Repeat the listing in full, word for word.

===

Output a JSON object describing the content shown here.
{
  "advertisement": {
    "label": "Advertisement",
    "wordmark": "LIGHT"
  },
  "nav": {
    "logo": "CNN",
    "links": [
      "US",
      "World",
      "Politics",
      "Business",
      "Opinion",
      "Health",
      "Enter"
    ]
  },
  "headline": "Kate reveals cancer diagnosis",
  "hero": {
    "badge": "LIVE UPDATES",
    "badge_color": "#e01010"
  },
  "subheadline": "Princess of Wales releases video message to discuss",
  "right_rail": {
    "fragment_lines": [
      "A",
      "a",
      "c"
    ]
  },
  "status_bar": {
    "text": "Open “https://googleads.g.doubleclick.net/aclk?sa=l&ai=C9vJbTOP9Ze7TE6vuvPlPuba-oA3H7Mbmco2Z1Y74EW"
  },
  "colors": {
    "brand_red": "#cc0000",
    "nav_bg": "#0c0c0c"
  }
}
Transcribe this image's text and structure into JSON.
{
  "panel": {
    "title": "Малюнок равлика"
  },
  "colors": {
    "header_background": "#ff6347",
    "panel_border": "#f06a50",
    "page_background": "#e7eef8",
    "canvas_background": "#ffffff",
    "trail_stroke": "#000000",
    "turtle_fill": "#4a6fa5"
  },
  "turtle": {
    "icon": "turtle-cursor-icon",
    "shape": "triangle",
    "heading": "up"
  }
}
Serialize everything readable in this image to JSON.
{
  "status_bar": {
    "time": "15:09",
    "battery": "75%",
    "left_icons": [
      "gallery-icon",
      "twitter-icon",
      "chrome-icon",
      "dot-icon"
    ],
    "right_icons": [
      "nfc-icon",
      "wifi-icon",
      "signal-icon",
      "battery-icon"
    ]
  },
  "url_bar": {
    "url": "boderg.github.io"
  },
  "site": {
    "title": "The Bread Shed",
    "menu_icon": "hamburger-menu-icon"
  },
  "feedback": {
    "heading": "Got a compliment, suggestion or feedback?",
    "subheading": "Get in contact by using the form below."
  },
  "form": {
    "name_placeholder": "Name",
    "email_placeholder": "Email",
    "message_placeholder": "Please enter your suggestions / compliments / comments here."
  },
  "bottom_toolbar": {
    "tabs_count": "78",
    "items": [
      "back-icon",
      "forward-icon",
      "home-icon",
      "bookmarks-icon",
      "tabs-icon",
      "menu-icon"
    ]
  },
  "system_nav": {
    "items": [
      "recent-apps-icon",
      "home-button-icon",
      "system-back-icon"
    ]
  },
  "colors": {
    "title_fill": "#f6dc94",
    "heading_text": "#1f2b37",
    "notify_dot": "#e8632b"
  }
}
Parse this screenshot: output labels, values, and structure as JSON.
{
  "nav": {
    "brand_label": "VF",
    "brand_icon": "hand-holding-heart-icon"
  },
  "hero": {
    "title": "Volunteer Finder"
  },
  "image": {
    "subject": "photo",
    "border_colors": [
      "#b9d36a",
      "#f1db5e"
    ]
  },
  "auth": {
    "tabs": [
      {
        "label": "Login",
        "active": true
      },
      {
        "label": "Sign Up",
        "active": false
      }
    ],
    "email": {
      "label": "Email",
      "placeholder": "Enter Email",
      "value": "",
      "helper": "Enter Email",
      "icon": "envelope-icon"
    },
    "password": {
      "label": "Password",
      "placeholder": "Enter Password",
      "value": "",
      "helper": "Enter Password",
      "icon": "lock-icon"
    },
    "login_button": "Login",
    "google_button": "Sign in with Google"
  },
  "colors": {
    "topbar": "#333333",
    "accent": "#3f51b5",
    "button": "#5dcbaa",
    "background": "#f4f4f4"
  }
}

===

* _SOLUTION FOR THIS TASK_:
Output a JSON object describing the content shown here.
{
  "advertisement": {
    "label": "Advertisement",
    "wordmark": "LIGHT"
  },
  "nav": {
    "logo": "CNN",
    "links": [
      "US",
      "World",
      "Politics",
      "Business",
      "Opinion",
      "Health",
      "Enter"
    ]
  },
  "headline": "Kate reveals cancer diagnosis",
  "hero": {
    "badge": "LIVE UPDATES",
    "badge_color": "#e01010"
  },
  "subheadline": "Princess of Wales releases video message to discuss",
  "right_rail": {
    "fragment_lines": [
      "A",
      "a",
      "c"
    ]
  },
  "status_bar": {
    "text": "Open “https://googleads.g.doubleclick.net/aclk?sa=l&ai=C9vJbTOP9Ze7TE6vuvPlPuba-oA3H7Mbmco2Z1Y74EW"
  },
  "colors": {
    "brand_red": "#cc0000",
    "nav_bg": "#0c0c0c"
  }
}
Transcribe this image's text and structure into JSON.
{
  "panel": {
    "title": "Малюнок равлика"
  },
  "colors": {
    "header_background": "#ff6347",
    "panel_border": "#f06a50",
    "page_background": "#e7eef8",
    "canvas_background": "#ffffff",
    "trail_stroke": "#000000",
    "turtle_fill": "#4a6fa5"
  },
  "turtle": {
    "icon": "turtle-cursor-icon",
    "shape": "triangle",
    "heading": "up"
  }
}
Serialize everything readable in this image to JSON.
{
  "status_bar": {
    "time": "15:09",
    "battery": "75%",
    "left_icons": [
      "gallery-icon",
      "twitter-icon",
      "chrome-icon",
      "dot-icon"
    ],
    "right_icons": [
      "nfc-icon",
      "wifi-icon",
      "signal-icon",
      "battery-icon"
    ]
  },
  "url_bar": {
    "url": "boderg.github.io"
  },
  "site": {
    "title": "The Bread Shed",
    "menu_icon": "hamburger-menu-icon"
  },
  "feedback": {
    "heading": "Got a compliment, suggestion or feedback?",
    "subheading": "Get in contact by using the form below."
  },
  "form": {
    "name_placeholder": "Name",
    "email_placeholder": "Email",
    "message_placeholder": "Please enter your suggestions / compliments / comments here."
  },
  "bottom_toolbar": {
    "tabs_count": "78",
    "items": [
      "back-icon",
      "forward-icon",
      "home-icon",
      "bookmarks-icon",
      "tabs-icon",
      "menu-icon"
    ]
  },
  "system_nav": {
    "items": [
      "recent-apps-icon",
      "home-button-icon",
      "system-back-icon"
    ]
  },
  "colors": {
    "title_fill": "#f6dc94",
    "heading_text": "#1f2b37",
    "notify_dot": "#e8632b"
  }
}
Parse this screenshot: output labels, values, and structure as JSON.
{
  "nav": {
    "brand_label": "VF",
    "brand_icon": "hand-holding-heart-icon"
  },
  "hero": {
    "title": "Volunteer Finder"
  },
  "image": {
    "subject": "photo",
    "border_colors": [
      "#b9d36a",
      "#f1db5e"
    ]
  },
  "auth": {
    "tabs": [
      {
        "label": "Login",
        "active": true
      },
      {
        "label": "Sign Up",
        "active": false
      }
    ],
    "email": {
      "label": "Email",
      "placeholder": "Enter Email",
      "value": "",
      "helper": "Enter Email",
      "icon": "envelope-icon"
    },
    "password": {
      "label": "Password",
      "placeholder": "Enter Password",
      "value": "",
      "helper": "Enter Password",
      "icon": "lock-icon"
    },
    "login_button": "Login",
    "google_button": "Sign in with Google"
  },
  "colors": {
    "topbar": "#333333",
    "accent": "#3f51b5",
    "button": "#5dcbaa",
    "background": "#f4f4f4"
  }
}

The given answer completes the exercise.